> [Given problem]
In the listing below, identify each line with the word "Volkswagen" and return those lines.
----- Given records
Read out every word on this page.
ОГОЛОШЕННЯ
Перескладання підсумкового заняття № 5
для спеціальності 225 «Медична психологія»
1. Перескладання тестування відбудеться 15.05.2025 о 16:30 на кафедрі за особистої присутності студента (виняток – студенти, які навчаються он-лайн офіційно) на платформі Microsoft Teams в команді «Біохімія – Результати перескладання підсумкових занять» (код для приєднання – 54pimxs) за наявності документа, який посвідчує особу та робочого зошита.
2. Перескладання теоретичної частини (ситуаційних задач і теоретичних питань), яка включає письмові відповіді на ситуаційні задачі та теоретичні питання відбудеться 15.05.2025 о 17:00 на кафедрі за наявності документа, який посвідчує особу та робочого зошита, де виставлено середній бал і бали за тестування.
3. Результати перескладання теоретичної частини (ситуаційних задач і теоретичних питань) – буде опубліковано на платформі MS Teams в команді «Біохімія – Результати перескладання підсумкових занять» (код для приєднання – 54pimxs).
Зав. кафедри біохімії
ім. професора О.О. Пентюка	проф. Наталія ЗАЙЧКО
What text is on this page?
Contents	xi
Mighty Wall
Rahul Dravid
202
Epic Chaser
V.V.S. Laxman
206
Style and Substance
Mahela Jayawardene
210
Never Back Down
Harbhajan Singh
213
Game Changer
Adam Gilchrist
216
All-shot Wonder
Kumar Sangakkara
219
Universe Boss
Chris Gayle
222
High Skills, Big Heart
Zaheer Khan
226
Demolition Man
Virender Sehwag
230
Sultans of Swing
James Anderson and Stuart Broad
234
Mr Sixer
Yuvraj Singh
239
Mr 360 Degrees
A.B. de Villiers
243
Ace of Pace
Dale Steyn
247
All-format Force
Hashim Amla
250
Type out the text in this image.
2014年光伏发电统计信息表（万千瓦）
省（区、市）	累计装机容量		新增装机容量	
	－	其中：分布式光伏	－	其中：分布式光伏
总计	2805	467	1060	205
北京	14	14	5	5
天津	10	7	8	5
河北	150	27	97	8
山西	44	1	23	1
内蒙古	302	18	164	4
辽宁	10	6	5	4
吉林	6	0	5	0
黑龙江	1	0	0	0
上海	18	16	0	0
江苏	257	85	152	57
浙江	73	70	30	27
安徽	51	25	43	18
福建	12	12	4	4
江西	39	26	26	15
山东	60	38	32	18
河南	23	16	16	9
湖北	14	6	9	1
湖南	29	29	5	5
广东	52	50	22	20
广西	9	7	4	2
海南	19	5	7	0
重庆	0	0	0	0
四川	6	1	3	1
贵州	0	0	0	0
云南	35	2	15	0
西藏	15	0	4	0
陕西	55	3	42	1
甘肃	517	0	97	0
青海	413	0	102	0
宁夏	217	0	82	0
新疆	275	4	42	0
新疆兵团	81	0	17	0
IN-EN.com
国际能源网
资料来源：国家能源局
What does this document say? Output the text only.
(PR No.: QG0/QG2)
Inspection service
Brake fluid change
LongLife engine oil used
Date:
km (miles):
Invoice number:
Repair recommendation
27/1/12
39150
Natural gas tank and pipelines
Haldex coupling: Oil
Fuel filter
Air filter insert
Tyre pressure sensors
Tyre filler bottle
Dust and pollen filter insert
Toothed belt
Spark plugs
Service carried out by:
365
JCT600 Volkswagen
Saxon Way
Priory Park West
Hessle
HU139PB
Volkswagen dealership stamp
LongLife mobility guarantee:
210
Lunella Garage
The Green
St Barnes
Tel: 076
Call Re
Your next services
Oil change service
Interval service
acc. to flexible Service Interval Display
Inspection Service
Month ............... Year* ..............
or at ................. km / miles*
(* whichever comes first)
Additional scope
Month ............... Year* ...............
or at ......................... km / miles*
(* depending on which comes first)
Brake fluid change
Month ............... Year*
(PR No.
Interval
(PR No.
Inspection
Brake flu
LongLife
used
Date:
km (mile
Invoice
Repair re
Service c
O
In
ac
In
----------
> [Solution to this exercise]
JCT600 Volkswagen
Volkswagen dealership stamp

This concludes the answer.